→ Given instruction:
Determine the count of lines holding "Chicken" and give that count alone.

→ Given records:
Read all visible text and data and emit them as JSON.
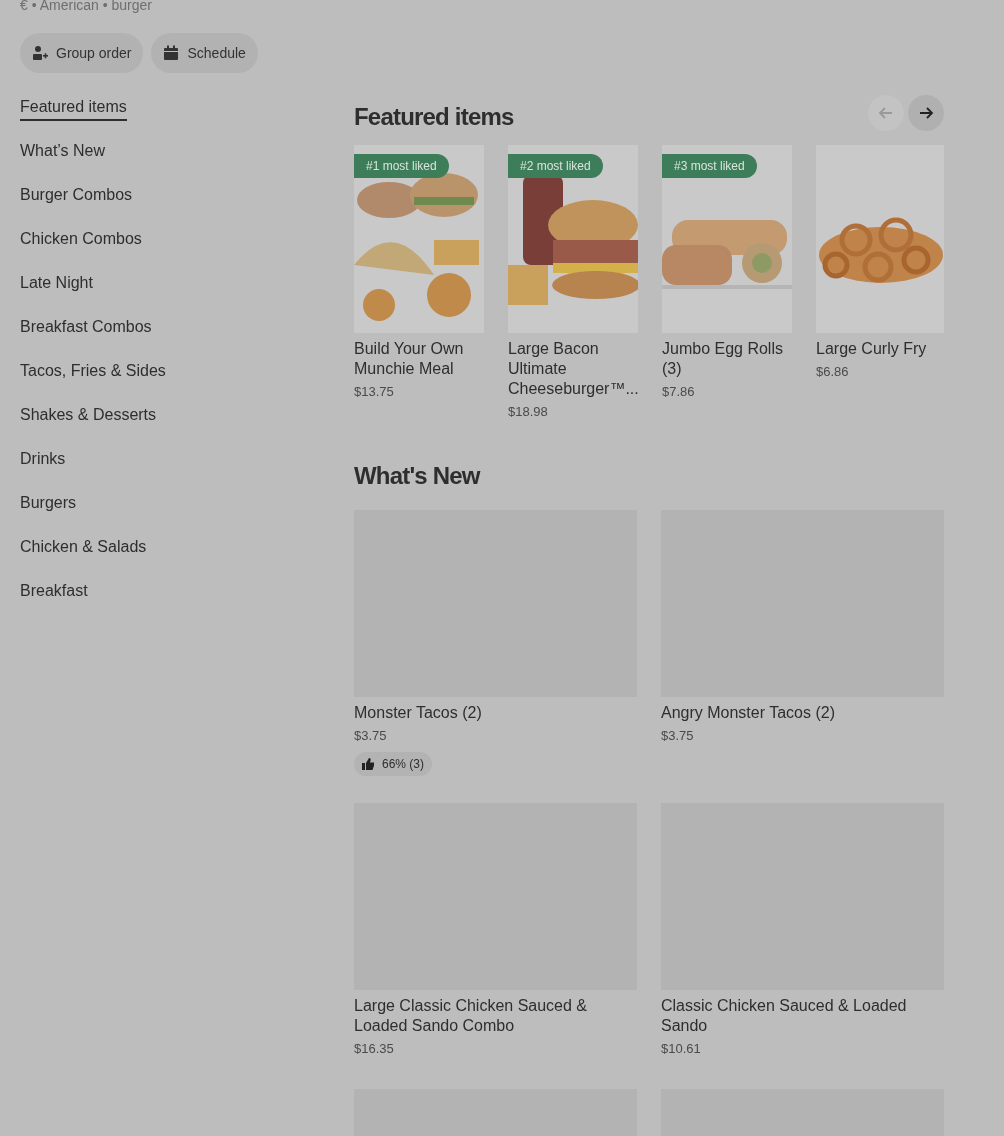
{
  "store_meta": "€ • American • burger",
  "actions": [
    {
      "kind": "group",
      "label": "Group order"
    },
    {
      "kind": "schedule",
      "label": "Schedule"
    }
  ],
  "sidebar": {
    "items": [
      {
        "label": "Featured items",
        "selected": true
      },
      {
        "label": "What’s New",
        "selected": false
      },
      {
        "label": "Burger Combos",
        "selected": false
      },
      {
        "label": "Chicken Combos",
        "selected": false
      },
      {
        "label": "Late Night",
        "selected": false
      },
      {
        "label": "Breakfast Combos",
        "selected": false
      },
      {
        "label": "Tacos, Fries & Sides",
        "selected": false
      },
      {
        "label": "Shakes & Desserts",
        "selected": false
      },
      {
        "label": "Drinks",
        "selected": false
      },
      {
        "label": "Burgers",
        "selected": false
      },
      {
        "label": "Chicken & Salads",
        "selected": false
      },
      {
        "label": "Breakfast",
        "selected": false
      }
    ]
  },
  "featured": {
    "title": "Featured items",
    "prev_disabled": true,
    "next_disabled": false,
    "items": [
      {
        "badge": "#1 most liked",
        "name": "Build Your Own Munchie Meal",
        "price": "$13.75",
        "kind": "picture"
      },
      {
        "badge": "#2 most liked",
        "name": "Large Bacon Ultimate Cheeseburger™...",
        "price": "$18.98",
        "kind": "picture"
      },
      {
        "badge": "#3 most liked",
        "name": "Jumbo Egg Rolls (3)",
        "price": "$7.86",
        "kind": "picture"
      },
      {
        "name": "Large Curly Fry",
        "price": "$6.86",
        "kind": "picture"
      }
    ]
  },
  "whats_new": {
    "title": "What's New",
    "items": [
      {
        "kind": "item",
        "name": "Monster Tacos (2)",
        "price": "$3.75",
        "rating": "66% (3)"
      },
      {
        "kind": "item",
        "name": "Angry Monster Tacos (2)",
        "price": "$3.75"
      },
      {
        "kind": "item",
        "name": "Large Classic Chicken Sauced & Loaded Sando Combo",
        "price": "$16.35"
      },
      {
        "kind": "item",
        "name": "Classic Chicken Sauced & Loaded Sando",
        "price": "$10.61"
      },
      {
        "kind": "tile"
      },
      {
        "kind": "tile"
      }
    ]
  }
}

→ Solution to this task:
4